▶ Given problem
Every record below should be written out exactly; pictures stay out.

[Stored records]
****
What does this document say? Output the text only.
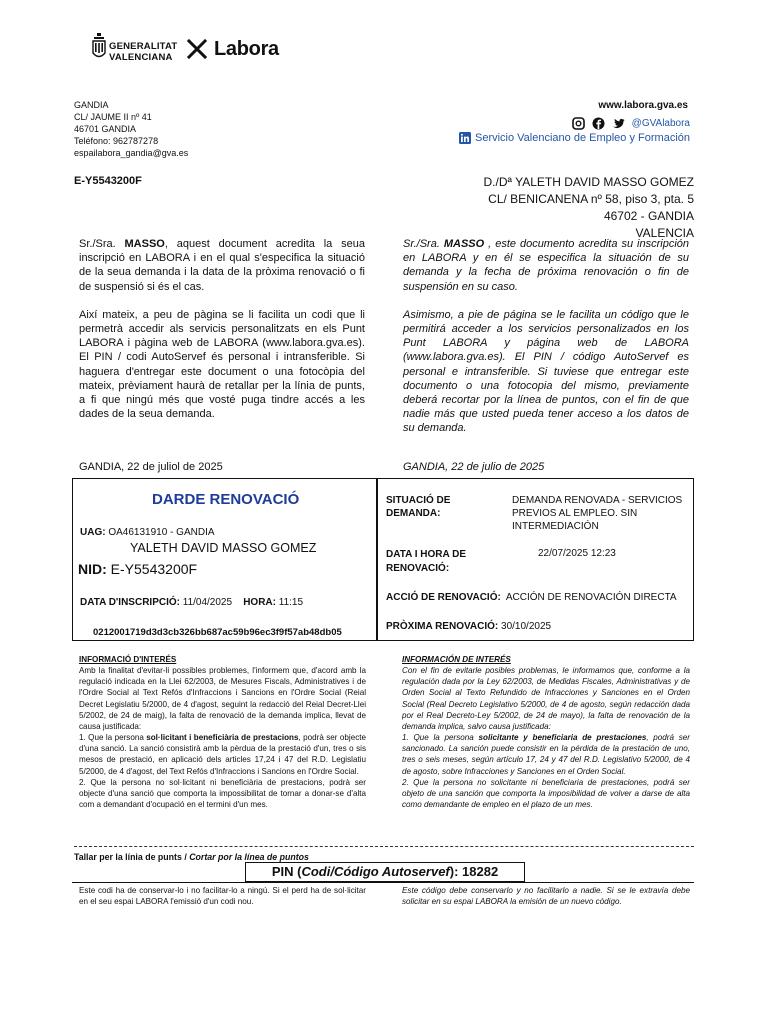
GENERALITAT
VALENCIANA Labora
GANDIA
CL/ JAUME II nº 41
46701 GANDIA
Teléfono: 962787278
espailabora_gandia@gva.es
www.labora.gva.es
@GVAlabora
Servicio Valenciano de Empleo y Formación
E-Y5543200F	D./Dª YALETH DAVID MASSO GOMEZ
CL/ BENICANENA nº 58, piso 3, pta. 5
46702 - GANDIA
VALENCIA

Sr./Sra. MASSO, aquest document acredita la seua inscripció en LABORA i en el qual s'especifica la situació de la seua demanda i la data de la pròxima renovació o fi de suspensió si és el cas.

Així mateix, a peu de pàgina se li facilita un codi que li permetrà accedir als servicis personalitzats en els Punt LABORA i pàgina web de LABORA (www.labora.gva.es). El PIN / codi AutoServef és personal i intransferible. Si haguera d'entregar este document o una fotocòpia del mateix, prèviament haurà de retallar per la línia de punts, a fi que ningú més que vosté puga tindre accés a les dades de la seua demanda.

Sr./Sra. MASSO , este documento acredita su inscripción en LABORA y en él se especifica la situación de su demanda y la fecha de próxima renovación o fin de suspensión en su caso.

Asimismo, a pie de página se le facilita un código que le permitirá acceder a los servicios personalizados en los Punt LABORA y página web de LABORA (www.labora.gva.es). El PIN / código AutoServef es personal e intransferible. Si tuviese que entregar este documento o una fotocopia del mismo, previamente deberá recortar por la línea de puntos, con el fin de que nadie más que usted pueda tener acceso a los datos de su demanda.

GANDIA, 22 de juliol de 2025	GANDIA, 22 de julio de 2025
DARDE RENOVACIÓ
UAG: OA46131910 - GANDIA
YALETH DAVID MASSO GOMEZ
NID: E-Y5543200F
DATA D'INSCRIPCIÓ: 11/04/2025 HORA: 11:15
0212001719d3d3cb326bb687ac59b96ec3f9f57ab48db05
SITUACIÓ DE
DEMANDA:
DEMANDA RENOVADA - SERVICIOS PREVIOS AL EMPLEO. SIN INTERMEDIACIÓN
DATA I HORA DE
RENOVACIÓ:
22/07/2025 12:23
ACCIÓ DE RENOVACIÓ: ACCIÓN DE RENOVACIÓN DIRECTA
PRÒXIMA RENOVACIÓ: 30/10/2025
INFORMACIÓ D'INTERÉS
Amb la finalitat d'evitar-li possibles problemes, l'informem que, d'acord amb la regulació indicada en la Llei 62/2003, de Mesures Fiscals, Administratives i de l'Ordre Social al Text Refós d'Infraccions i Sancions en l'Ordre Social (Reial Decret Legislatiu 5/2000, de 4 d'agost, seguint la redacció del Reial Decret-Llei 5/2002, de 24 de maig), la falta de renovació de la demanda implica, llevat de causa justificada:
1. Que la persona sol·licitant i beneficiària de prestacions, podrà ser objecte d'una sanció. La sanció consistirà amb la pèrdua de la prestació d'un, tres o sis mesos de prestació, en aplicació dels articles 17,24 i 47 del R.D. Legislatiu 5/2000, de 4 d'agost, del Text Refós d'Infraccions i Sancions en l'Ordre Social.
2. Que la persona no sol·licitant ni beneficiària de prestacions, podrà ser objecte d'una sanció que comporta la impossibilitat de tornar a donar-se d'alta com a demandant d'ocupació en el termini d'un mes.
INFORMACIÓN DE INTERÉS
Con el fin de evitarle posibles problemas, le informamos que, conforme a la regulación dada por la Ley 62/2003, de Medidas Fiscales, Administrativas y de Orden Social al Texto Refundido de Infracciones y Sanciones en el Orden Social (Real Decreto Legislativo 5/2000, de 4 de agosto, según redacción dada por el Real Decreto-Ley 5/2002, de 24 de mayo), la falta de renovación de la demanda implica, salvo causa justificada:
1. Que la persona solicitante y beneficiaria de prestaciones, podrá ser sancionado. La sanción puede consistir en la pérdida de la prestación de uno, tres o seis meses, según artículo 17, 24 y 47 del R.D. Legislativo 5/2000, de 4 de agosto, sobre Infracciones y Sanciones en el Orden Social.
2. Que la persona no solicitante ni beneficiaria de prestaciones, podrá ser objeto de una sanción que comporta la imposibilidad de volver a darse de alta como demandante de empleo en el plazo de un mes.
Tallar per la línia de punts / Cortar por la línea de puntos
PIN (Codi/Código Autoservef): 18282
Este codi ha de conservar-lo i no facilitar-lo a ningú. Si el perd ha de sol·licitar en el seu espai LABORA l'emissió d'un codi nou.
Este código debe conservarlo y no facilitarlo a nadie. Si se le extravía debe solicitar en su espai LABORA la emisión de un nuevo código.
****
▶ Response to this task
What does this document say? Output the text only.
GENERALITAT
VALENCIANA Labora
GANDIA
CL/ JAUME II nº 41
46701 GANDIA
Teléfono: 962787278
espailabora_gandia@gva.es
www.labora.gva.es
@GVAlabora
Servicio Valenciano de Empleo y Formación
E-Y5543200F	D./Dª YALETH DAVID MASSO GOMEZ
CL/ BENICANENA nº 58, piso 3, pta. 5
46702 - GANDIA
VALENCIA

Sr./Sra. MASSO, aquest document acredita la seua inscripció en LABORA i en el qual s'especifica la situació de la seua demanda i la data de la pròxima renovació o fi de suspensió si és el cas.

Així mateix, a peu de pàgina se li facilita un codi que li permetrà accedir als servicis personalitzats en els Punt LABORA i pàgina web de LABORA (www.labora.gva.es). El PIN / codi AutoServef és personal i intransferible. Si haguera d'entregar este document o una fotocòpia del mateix, prèviament haurà de retallar per la línia de punts, a fi que ningú més que vosté puga tindre accés a les dades de la seua demanda.

Sr./Sra. MASSO , este documento acredita su inscripción en LABORA y en él se especifica la situación de su demanda y la fecha de próxima renovación o fin de suspensión en su caso.

Asimismo, a pie de página se le facilita un código que le permitirá acceder a los servicios personalizados en los Punt LABORA y página web de LABORA (www.labora.gva.es). El PIN / código AutoServef es personal e intransferible. Si tuviese que entregar este documento o una fotocopia del mismo, previamente deberá recortar por la línea de puntos, con el fin de que nadie más que usted pueda tener acceso a los datos de su demanda.

GANDIA, 22 de juliol de 2025	GANDIA, 22 de julio de 2025
DARDE RENOVACIÓ
UAG: OA46131910 - GANDIA
YALETH DAVID MASSO GOMEZ
NID: E-Y5543200F
DATA D'INSCRIPCIÓ: 11/04/2025 HORA: 11:15
0212001719d3d3cb326bb687ac59b96ec3f9f57ab48db05
SITUACIÓ DE
DEMANDA:
DEMANDA RENOVADA - SERVICIOS PREVIOS AL EMPLEO. SIN INTERMEDIACIÓN
DATA I HORA DE
RENOVACIÓ:
22/07/2025 12:23
ACCIÓ DE RENOVACIÓ: ACCIÓN DE RENOVACIÓN DIRECTA
PRÒXIMA RENOVACIÓ: 30/10/2025
INFORMACIÓ D'INTERÉS
Amb la finalitat d'evitar-li possibles problemes, l'informem que, d'acord amb la regulació indicada en la Llei 62/2003, de Mesures Fiscals, Administratives i de l'Ordre Social al Text Refós d'Infraccions i Sancions en l'Ordre Social (Reial Decret Legislatiu 5/2000, de 4 d'agost, seguint la redacció del Reial Decret-Llei 5/2002, de 24 de maig), la falta de renovació de la demanda implica, llevat de causa justificada:
1. Que la persona sol·licitant i beneficiària de prestacions, podrà ser objecte d'una sanció. La sanció consistirà amb la pèrdua de la prestació d'un, tres o sis mesos de prestació, en aplicació dels articles 17,24 i 47 del R.D. Legislatiu 5/2000, de 4 d'agost, del Text Refós d'Infraccions i Sancions en l'Ordre Social.
2. Que la persona no sol·licitant ni beneficiària de prestacions, podrà ser objecte d'una sanció que comporta la impossibilitat de tornar a donar-se d'alta com a demandant d'ocupació en el termini d'un mes.
INFORMACIÓN DE INTERÉS
Con el fin de evitarle posibles problemas, le informamos que, conforme a la regulación dada por la Ley 62/2003, de Medidas Fiscales, Administrativas y de Orden Social al Texto Refundido de Infracciones y Sanciones en el Orden Social (Real Decreto Legislativo 5/2000, de 4 de agosto, según redacción dada por el Real Decreto-Ley 5/2002, de 24 de mayo), la falta de renovación de la demanda implica, salvo causa justificada:
1. Que la persona solicitante y beneficiaria de prestaciones, podrá ser sancionado. La sanción puede consistir en la pérdida de la prestación de uno, tres o seis meses, según artículo 17, 24 y 47 del R.D. Legislativo 5/2000, de 4 de agosto, sobre Infracciones y Sanciones en el Orden Social.
2. Que la persona no solicitante ni beneficiaria de prestaciones, podrá ser objeto de una sanción que comporta la imposibilidad de volver a darse de alta como demandante de empleo en el plazo de un mes.
Tallar per la línia de punts / Cortar por la línea de puntos
PIN (Codi/Código Autoservef): 18282
Este codi ha de conservar-lo i no facilitar-lo a ningú. Si el perd ha de sol·licitar en el seu espai LABORA l'emissió d'un codi nou.
Este código debe conservarlo y no facilitarlo a nadie. Si se le extravía debe solicitar en su espai LABORA la emisión de un nuevo código.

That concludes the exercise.